Given problem>
Select lines where the word "value" appears.

*** Dataset content

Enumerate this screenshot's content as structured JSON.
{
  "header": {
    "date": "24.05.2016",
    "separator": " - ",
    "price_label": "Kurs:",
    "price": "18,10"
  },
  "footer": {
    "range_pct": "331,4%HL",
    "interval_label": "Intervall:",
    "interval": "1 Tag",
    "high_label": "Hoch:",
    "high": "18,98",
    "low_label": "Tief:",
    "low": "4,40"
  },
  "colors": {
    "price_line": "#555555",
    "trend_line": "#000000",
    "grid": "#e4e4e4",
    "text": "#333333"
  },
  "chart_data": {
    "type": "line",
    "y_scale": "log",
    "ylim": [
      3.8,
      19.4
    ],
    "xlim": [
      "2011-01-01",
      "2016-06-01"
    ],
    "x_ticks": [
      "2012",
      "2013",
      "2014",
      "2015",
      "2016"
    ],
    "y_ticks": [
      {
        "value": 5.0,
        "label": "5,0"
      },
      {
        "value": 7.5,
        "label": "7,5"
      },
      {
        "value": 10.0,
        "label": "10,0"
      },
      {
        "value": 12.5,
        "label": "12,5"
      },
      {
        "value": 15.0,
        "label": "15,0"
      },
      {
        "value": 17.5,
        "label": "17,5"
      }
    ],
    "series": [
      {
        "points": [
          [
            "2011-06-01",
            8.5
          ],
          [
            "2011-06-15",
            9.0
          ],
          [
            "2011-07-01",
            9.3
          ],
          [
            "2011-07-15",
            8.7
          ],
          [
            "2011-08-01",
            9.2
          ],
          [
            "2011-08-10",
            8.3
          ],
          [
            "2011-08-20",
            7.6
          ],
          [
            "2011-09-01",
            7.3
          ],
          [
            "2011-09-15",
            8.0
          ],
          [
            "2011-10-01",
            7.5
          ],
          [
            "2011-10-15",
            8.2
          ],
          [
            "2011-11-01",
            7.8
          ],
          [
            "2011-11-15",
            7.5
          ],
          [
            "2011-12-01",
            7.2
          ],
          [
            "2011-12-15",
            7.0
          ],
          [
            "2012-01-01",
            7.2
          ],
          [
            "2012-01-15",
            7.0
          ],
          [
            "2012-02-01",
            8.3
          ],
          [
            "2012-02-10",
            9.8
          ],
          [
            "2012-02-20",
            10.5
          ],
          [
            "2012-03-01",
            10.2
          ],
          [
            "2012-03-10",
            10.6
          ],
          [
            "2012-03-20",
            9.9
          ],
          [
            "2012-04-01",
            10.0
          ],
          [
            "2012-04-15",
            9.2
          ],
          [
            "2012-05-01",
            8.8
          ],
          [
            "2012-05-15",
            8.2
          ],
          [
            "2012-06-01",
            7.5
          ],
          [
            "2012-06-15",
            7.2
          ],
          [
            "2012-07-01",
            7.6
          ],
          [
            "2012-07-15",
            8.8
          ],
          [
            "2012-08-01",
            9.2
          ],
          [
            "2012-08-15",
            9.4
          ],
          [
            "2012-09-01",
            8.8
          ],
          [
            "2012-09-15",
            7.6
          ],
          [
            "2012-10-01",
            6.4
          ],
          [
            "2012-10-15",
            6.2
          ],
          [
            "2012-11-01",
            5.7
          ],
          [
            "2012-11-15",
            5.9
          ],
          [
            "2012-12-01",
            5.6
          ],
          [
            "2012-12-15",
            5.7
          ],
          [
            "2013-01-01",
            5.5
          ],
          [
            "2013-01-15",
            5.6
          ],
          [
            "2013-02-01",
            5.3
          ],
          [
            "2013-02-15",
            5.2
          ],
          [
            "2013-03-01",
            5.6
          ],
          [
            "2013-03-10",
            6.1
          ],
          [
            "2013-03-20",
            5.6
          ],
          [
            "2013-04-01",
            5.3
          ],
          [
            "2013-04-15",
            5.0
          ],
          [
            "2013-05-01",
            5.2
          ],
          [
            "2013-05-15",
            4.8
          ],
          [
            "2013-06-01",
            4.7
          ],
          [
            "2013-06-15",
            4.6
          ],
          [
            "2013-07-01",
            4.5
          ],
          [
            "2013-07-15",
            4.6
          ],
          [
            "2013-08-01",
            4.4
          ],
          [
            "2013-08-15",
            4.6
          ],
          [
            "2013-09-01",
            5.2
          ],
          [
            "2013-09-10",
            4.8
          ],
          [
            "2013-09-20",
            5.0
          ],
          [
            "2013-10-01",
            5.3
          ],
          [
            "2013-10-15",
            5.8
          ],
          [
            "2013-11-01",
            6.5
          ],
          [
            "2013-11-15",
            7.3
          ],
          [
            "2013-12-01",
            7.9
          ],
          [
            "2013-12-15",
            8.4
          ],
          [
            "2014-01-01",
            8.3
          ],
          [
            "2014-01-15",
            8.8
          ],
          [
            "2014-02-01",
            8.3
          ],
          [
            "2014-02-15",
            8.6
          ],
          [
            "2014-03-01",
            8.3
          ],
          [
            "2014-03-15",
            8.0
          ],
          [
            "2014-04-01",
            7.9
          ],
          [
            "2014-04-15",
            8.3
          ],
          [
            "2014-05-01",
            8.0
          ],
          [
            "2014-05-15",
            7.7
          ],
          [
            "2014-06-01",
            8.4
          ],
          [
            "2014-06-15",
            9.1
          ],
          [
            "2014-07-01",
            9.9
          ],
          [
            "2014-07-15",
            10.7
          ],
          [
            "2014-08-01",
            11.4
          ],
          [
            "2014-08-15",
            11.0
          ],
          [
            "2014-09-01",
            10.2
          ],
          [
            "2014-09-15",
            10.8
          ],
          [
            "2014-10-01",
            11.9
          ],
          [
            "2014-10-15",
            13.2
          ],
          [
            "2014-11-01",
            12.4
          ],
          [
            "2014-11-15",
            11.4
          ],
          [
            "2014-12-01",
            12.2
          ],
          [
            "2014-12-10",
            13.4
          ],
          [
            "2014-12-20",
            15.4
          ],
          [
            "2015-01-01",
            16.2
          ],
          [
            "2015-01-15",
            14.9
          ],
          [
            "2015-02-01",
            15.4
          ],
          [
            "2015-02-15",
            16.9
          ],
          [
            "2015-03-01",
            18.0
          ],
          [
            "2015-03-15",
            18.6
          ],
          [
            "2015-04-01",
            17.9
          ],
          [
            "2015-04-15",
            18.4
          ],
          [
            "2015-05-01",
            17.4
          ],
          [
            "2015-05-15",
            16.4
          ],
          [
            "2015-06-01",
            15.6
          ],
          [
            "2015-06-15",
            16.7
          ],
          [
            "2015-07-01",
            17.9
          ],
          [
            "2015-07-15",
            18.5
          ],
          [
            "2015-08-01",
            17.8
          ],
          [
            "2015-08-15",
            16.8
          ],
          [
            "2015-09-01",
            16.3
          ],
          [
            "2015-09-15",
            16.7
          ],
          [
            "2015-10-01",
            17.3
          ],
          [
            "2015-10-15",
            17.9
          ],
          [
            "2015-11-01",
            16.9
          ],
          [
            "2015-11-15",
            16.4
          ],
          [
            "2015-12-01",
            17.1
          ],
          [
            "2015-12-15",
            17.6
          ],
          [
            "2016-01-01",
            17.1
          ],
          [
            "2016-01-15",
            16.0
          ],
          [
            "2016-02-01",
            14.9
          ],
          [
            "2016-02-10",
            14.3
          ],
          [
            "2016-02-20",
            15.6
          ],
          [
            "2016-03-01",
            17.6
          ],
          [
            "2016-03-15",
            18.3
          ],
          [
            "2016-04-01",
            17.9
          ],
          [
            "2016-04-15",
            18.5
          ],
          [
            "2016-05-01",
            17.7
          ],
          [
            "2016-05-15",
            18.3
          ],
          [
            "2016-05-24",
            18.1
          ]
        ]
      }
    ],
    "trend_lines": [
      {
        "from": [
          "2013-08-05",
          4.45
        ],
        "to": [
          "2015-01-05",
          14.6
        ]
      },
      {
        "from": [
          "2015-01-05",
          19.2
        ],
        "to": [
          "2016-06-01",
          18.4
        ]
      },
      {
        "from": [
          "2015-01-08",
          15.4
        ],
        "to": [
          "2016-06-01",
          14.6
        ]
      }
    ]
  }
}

******

Task output>
        "value": 5.0,
        "value": 7.5,
        "value": 10.0,
        "value": 12.5,
        "value": 15.0,
        "value": 17.5,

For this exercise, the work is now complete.